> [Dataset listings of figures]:
>> Begin

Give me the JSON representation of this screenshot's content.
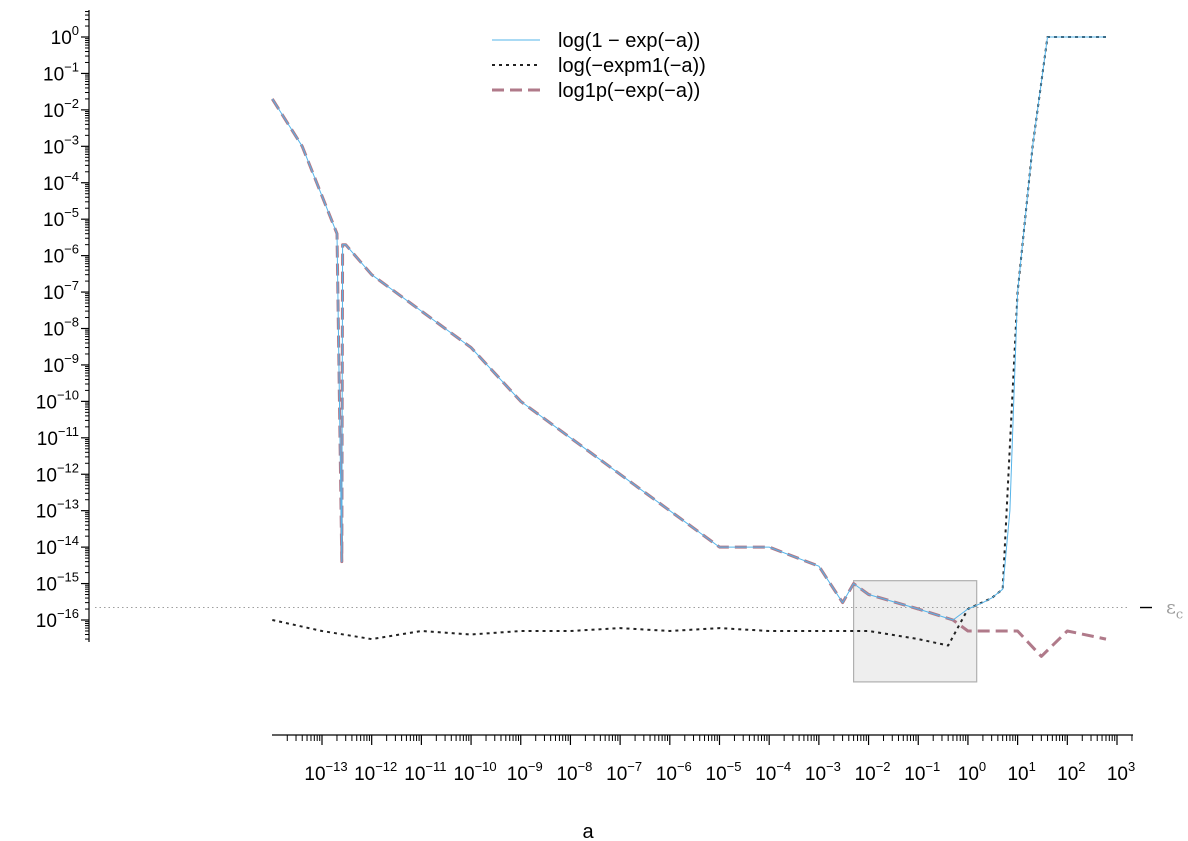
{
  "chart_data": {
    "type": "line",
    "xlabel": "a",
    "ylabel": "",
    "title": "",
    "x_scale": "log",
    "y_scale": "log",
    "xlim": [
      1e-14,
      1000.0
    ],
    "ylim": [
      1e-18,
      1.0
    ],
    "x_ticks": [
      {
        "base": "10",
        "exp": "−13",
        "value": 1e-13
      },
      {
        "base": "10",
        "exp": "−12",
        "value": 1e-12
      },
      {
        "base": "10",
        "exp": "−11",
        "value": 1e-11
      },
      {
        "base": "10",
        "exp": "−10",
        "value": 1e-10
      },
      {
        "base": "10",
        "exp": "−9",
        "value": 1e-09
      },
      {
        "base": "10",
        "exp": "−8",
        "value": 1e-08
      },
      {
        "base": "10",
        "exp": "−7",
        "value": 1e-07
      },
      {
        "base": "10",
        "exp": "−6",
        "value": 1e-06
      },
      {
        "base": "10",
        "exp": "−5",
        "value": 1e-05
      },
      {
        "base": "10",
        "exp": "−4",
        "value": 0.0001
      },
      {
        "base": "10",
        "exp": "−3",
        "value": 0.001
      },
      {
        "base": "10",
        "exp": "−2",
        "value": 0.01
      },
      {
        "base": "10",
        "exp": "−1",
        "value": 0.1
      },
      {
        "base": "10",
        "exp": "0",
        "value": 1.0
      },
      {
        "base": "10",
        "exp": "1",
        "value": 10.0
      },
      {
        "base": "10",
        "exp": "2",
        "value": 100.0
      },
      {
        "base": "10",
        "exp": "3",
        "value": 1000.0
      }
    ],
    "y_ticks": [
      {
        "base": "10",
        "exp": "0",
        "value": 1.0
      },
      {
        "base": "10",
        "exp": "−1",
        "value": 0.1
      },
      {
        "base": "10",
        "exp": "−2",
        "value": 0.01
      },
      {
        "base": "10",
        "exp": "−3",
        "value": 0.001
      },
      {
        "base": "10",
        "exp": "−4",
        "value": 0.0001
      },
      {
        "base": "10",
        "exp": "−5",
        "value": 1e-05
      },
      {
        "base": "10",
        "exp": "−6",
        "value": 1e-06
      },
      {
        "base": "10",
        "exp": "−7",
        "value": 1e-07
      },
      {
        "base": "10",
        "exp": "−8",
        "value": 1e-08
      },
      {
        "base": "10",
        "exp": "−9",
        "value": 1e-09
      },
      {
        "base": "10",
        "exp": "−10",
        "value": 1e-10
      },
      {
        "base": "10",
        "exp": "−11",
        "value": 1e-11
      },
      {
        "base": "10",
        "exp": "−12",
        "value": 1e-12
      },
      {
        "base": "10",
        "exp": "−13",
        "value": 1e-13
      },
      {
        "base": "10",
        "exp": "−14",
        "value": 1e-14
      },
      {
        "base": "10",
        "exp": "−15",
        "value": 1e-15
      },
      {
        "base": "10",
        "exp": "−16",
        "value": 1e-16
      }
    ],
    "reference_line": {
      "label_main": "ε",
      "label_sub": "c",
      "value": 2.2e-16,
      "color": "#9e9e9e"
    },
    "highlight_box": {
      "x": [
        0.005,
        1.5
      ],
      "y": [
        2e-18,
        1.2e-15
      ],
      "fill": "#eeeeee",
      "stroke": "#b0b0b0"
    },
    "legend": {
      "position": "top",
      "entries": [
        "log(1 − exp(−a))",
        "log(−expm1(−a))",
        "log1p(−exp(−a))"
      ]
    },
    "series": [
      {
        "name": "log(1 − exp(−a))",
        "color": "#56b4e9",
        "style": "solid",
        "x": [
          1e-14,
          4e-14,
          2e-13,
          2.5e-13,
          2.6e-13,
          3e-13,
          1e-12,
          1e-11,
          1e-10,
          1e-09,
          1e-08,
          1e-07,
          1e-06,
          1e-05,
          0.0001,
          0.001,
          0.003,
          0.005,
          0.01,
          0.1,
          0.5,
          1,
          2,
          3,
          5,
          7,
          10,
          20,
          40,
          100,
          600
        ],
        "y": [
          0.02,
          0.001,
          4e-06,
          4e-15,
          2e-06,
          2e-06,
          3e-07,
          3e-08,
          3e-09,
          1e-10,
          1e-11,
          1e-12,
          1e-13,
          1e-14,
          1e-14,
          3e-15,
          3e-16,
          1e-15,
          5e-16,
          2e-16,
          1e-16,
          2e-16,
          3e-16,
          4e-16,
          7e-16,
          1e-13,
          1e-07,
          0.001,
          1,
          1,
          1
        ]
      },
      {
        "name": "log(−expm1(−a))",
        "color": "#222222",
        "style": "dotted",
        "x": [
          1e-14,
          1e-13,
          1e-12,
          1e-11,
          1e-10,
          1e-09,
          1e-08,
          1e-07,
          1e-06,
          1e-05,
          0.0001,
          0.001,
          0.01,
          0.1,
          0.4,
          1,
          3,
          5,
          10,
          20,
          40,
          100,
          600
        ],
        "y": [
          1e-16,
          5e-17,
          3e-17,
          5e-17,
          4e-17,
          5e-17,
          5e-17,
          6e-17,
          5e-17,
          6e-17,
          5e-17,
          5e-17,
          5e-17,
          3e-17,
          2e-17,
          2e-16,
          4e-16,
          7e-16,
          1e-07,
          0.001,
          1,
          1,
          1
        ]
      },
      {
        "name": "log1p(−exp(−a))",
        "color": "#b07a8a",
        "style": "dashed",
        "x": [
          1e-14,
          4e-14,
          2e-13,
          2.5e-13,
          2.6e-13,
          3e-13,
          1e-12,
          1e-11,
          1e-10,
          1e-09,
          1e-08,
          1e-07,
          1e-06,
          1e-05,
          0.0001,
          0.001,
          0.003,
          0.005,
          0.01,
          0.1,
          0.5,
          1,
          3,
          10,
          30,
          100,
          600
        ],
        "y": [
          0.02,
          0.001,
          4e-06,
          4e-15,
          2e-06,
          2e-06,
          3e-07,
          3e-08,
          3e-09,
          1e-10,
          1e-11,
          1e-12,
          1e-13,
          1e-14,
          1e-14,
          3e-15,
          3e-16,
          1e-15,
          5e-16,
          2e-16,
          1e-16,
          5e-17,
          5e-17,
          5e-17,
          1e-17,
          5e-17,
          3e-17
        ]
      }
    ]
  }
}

>> End
>> Begin

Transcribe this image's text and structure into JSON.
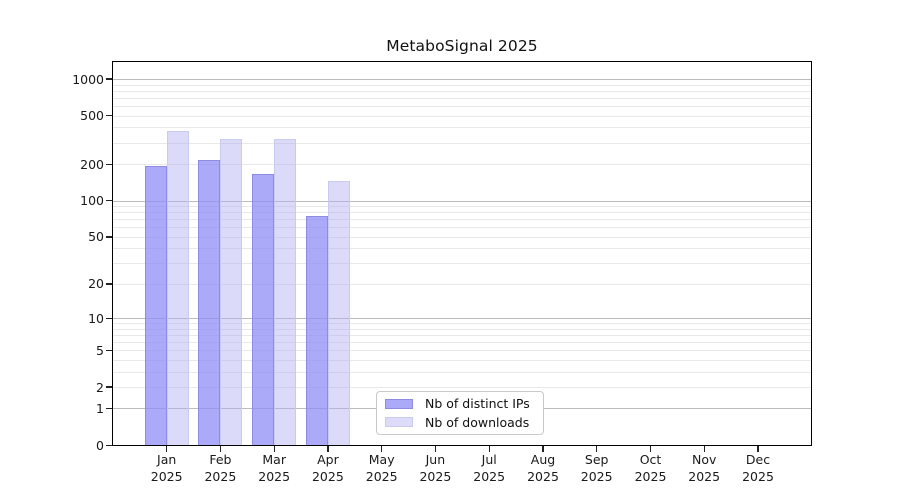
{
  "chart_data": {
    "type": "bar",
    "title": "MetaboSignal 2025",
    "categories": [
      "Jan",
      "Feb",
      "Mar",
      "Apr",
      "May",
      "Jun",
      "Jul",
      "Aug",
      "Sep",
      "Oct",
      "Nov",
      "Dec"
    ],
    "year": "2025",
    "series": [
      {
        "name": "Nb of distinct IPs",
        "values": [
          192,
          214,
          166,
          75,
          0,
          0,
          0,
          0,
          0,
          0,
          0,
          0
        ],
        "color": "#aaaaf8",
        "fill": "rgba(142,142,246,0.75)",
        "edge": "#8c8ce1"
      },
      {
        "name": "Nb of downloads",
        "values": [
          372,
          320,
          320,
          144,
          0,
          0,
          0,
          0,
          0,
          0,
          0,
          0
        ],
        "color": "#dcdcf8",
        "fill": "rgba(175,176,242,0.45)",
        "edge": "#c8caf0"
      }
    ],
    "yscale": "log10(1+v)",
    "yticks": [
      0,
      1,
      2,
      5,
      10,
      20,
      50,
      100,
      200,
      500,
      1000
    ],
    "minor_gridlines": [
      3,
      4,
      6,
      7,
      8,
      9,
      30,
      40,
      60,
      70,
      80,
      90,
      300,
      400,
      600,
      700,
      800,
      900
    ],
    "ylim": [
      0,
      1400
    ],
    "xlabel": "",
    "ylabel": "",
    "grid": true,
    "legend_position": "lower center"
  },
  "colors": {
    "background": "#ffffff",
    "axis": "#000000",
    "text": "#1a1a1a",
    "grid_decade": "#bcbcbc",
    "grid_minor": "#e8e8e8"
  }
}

>> End
>> Begin

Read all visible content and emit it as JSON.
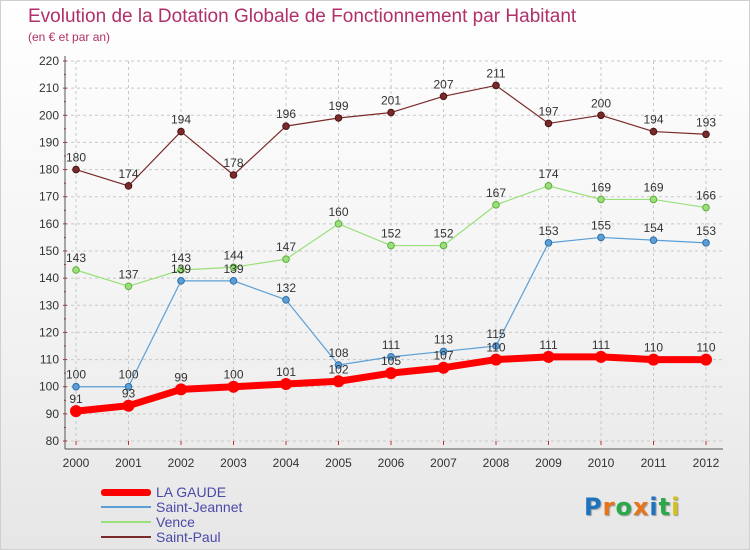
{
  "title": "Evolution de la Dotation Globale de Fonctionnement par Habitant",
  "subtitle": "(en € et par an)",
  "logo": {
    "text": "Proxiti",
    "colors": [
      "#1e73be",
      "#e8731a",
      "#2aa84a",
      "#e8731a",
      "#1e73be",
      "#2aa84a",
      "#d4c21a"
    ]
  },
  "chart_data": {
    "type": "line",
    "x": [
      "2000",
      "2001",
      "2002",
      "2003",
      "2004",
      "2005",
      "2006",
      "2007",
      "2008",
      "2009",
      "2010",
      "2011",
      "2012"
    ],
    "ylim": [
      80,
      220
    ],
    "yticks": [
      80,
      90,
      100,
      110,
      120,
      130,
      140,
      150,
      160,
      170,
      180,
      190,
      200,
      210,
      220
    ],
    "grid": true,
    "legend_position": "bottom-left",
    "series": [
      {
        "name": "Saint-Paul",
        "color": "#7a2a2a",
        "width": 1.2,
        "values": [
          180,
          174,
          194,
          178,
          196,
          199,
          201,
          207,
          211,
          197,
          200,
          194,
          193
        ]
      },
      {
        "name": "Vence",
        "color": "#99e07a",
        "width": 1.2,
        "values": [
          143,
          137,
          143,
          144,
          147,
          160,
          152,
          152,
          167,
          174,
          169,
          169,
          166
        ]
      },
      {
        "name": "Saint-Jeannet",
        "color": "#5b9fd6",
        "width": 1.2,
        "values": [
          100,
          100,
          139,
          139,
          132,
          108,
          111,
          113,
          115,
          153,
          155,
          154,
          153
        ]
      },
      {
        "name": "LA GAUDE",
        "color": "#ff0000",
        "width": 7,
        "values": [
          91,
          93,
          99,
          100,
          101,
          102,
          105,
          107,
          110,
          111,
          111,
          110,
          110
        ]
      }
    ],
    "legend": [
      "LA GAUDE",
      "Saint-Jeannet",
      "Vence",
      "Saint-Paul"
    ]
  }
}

>> End

> [EXERCISE PROMPT]:
Each line that has the word "this" should be copied.

> [CORRECT OUTPUT]:
Give me the JSON representation of this screenshot's content.
Transcribe this image's text and structure into JSON.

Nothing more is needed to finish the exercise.